Provided data:

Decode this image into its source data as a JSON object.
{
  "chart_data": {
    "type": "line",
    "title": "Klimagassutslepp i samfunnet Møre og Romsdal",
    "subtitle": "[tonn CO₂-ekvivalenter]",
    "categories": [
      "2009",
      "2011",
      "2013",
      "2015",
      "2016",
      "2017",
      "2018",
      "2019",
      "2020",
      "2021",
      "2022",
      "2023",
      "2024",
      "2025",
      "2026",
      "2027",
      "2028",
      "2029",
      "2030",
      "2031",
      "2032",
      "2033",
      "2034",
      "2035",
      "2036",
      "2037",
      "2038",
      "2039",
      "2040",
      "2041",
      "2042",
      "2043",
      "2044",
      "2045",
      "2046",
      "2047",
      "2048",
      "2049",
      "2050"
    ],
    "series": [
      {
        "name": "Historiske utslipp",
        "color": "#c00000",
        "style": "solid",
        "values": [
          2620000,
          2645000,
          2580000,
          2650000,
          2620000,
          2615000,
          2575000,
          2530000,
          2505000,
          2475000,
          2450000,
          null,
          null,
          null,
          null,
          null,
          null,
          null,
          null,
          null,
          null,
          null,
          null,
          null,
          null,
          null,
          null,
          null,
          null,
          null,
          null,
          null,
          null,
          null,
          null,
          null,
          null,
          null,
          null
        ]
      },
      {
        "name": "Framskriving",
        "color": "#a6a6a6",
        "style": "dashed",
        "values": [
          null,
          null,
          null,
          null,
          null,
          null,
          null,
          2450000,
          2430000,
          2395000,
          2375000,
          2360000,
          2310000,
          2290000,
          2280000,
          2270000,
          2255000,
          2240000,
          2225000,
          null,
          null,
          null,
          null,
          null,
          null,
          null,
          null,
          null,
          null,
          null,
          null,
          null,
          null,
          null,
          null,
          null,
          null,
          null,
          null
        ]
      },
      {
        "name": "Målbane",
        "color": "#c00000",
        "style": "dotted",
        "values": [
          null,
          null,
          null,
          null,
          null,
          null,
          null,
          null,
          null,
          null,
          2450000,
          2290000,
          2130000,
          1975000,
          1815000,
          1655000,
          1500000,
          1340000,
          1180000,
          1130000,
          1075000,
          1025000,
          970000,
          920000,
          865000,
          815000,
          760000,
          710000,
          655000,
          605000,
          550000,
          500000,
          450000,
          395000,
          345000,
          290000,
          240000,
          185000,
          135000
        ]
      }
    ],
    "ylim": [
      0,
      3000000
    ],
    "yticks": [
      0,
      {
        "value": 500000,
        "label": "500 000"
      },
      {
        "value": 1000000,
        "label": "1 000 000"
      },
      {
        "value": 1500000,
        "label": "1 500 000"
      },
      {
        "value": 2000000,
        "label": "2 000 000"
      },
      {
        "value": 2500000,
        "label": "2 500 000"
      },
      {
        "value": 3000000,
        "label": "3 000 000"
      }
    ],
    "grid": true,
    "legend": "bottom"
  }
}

Problem requirements: Quote the listing in full, please, keeping every line exact.

Finished exercise:
Decode this image into its source data as a JSON object.
{
  "chart_data": {
    "type": "line",
    "title": "Klimagassutslepp i samfunnet Møre og Romsdal",
    "subtitle": "[tonn CO₂-ekvivalenter]",
    "categories": [
      "2009",
      "2011",
      "2013",
      "2015",
      "2016",
      "2017",
      "2018",
      "2019",
      "2020",
      "2021",
      "2022",
      "2023",
      "2024",
      "2025",
      "2026",
      "2027",
      "2028",
      "2029",
      "2030",
      "2031",
      "2032",
      "2033",
      "2034",
      "2035",
      "2036",
      "2037",
      "2038",
      "2039",
      "2040",
      "2041",
      "2042",
      "2043",
      "2044",
      "2045",
      "2046",
      "2047",
      "2048",
      "2049",
      "2050"
    ],
    "series": [
      {
        "name": "Historiske utslipp",
        "color": "#c00000",
        "style": "solid",
        "values": [
          2620000,
          2645000,
          2580000,
          2650000,
          2620000,
          2615000,
          2575000,
          2530000,
          2505000,
          2475000,
          2450000,
          null,
          null,
          null,
          null,
          null,
          null,
          null,
          null,
          null,
          null,
          null,
          null,
          null,
          null,
          null,
          null,
          null,
          null,
          null,
          null,
          null,
          null,
          null,
          null,
          null,
          null,
          null,
          null
        ]
      },
      {
        "name": "Framskriving",
        "color": "#a6a6a6",
        "style": "dashed",
        "values": [
          null,
          null,
          null,
          null,
          null,
          null,
          null,
          2450000,
          2430000,
          2395000,
          2375000,
          2360000,
          2310000,
          2290000,
          2280000,
          2270000,
          2255000,
          2240000,
          2225000,
          null,
          null,
          null,
          null,
          null,
          null,
          null,
          null,
          null,
          null,
          null,
          null,
          null,
          null,
          null,
          null,
          null,
          null,
          null,
          null
        ]
      },
      {
        "name": "Målbane",
        "color": "#c00000",
        "style": "dotted",
        "values": [
          null,
          null,
          null,
          null,
          null,
          null,
          null,
          null,
          null,
          null,
          2450000,
          2290000,
          2130000,
          1975000,
          1815000,
          1655000,
          1500000,
          1340000,
          1180000,
          1130000,
          1075000,
          1025000,
          970000,
          920000,
          865000,
          815000,
          760000,
          710000,
          655000,
          605000,
          550000,
          500000,
          450000,
          395000,
          345000,
          290000,
          240000,
          185000,
          135000
        ]
      }
    ],
    "ylim": [
      0,
      3000000
    ],
    "yticks": [
      0,
      {
        "value": 500000,
        "label": "500 000"
      },
      {
        "value": 1000000,
        "label": "1 000 000"
      },
      {
        "value": 1500000,
        "label": "1 500 000"
      },
      {
        "value": 2000000,
        "label": "2 000 000"
      },
      {
        "value": 2500000,
        "label": "2 500 000"
      },
      {
        "value": 3000000,
        "label": "3 000 000"
      }
    ],
    "grid": true,
    "legend": "bottom"
  }
}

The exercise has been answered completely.